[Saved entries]
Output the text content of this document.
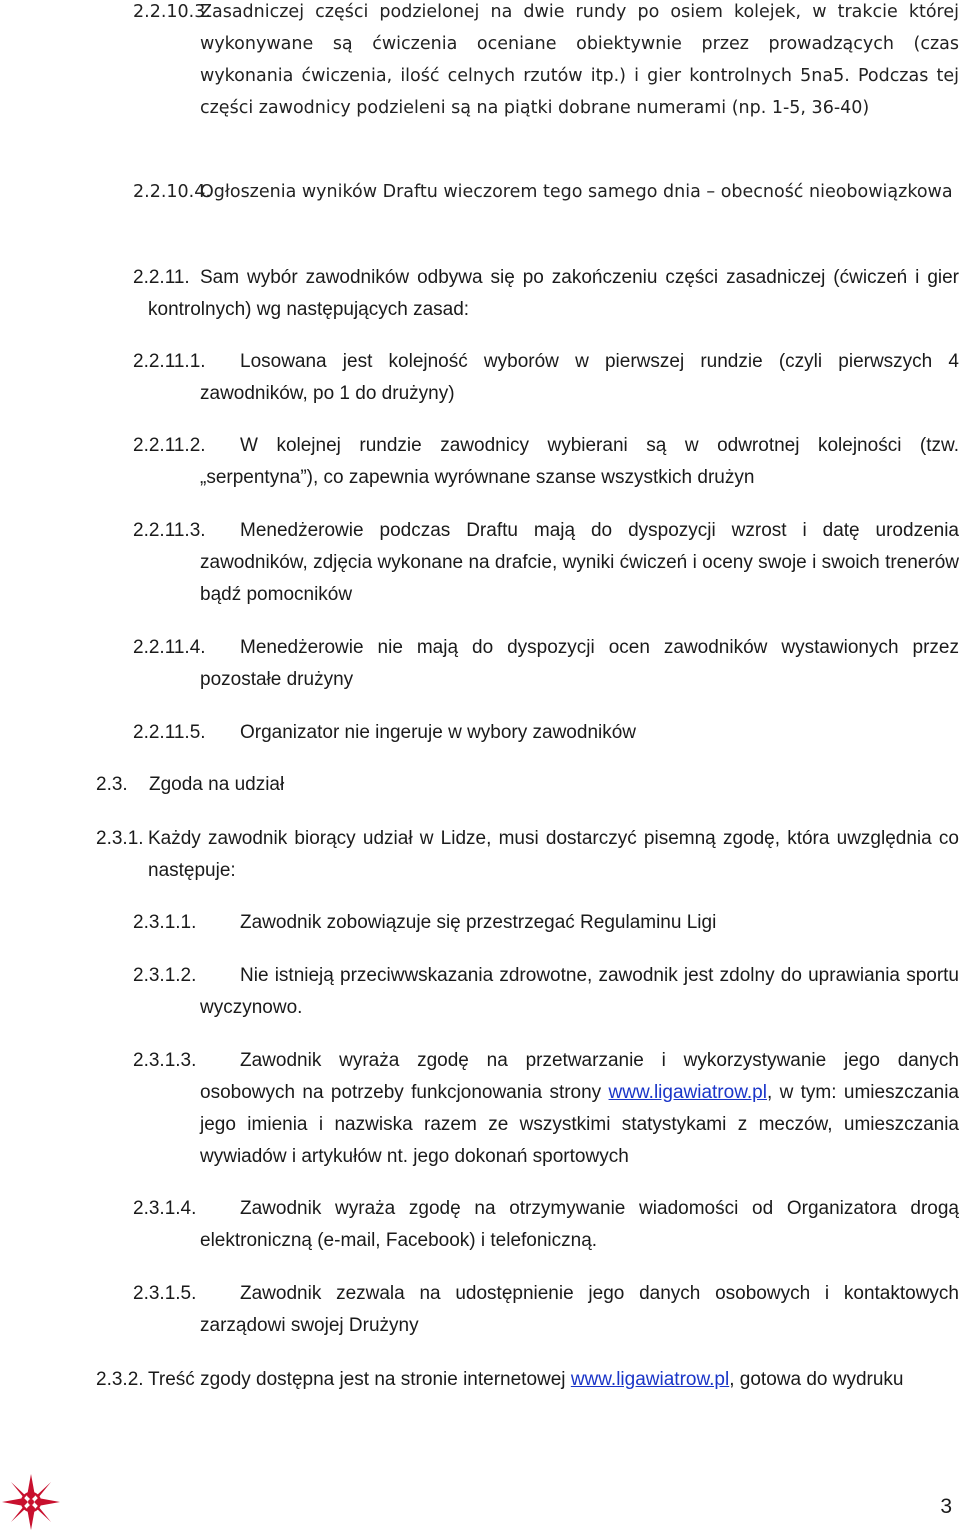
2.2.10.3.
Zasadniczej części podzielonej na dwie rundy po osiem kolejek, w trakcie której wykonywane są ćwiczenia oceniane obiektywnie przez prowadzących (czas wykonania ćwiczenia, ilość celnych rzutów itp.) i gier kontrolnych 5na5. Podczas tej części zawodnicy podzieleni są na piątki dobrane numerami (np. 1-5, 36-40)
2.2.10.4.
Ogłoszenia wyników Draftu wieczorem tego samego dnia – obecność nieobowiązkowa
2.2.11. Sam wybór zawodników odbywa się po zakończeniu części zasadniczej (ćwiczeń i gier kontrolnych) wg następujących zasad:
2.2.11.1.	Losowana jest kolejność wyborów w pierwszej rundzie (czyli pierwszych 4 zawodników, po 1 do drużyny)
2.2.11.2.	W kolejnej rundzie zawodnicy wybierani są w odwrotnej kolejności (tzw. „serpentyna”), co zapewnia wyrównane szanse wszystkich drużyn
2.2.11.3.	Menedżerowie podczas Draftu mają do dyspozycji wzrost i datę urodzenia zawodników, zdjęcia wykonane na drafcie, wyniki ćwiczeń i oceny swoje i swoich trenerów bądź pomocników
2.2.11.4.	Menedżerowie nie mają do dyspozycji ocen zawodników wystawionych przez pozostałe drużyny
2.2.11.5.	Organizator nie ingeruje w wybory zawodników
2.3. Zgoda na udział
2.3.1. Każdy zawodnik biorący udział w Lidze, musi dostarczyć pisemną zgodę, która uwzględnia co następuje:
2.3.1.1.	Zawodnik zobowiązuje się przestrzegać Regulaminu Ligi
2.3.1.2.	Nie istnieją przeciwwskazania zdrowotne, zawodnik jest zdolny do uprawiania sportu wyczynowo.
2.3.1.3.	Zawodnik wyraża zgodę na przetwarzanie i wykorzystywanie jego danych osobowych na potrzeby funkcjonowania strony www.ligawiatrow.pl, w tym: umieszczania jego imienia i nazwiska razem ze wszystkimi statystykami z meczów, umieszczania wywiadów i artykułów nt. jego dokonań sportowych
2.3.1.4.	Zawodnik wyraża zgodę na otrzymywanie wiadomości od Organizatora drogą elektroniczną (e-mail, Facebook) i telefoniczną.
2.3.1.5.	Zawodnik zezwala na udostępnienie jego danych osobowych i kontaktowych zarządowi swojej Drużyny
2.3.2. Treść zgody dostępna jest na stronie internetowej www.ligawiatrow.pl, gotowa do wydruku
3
...
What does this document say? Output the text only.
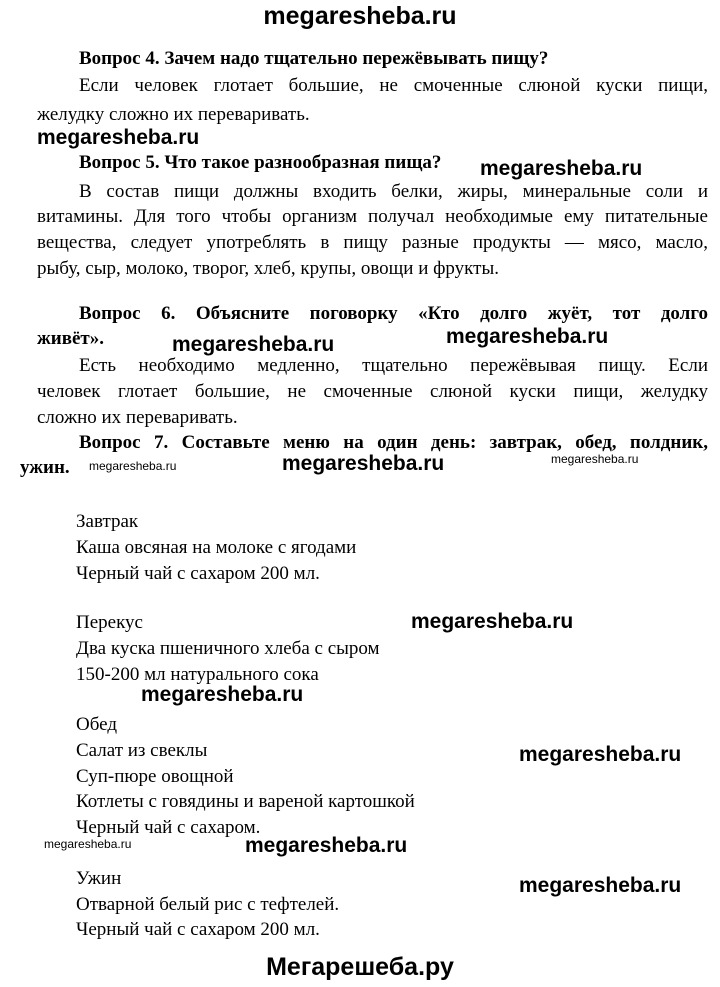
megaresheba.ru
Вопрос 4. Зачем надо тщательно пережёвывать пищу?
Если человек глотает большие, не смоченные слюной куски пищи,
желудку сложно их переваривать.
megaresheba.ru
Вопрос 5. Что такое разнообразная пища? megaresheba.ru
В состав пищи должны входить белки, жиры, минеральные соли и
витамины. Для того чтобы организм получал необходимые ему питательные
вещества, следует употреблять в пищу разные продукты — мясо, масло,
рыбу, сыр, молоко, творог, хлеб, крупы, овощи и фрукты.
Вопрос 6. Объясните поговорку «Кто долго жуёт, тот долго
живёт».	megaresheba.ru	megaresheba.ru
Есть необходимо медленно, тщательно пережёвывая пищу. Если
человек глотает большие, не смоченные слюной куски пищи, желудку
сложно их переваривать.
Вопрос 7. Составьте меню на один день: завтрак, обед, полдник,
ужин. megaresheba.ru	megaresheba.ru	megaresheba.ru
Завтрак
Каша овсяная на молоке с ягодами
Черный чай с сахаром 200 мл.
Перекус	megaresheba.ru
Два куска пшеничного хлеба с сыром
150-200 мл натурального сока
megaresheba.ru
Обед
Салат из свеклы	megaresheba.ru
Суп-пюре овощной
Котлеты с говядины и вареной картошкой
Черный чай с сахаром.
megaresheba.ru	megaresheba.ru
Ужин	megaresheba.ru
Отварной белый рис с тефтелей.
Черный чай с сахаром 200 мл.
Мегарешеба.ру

== EXERCISE REQUIREMENTS ==
Identify every line above that includes the word "пищу", and show those lines.

== SOLUTION TO THE PROBLEM ==
Вопрос 4. Зачем надо тщательно пережёвывать пищу?
вещества, следует употреблять в пищу разные продукты — мясо, масло,
Есть необходимо медленно, тщательно пережёвывая пищу. Если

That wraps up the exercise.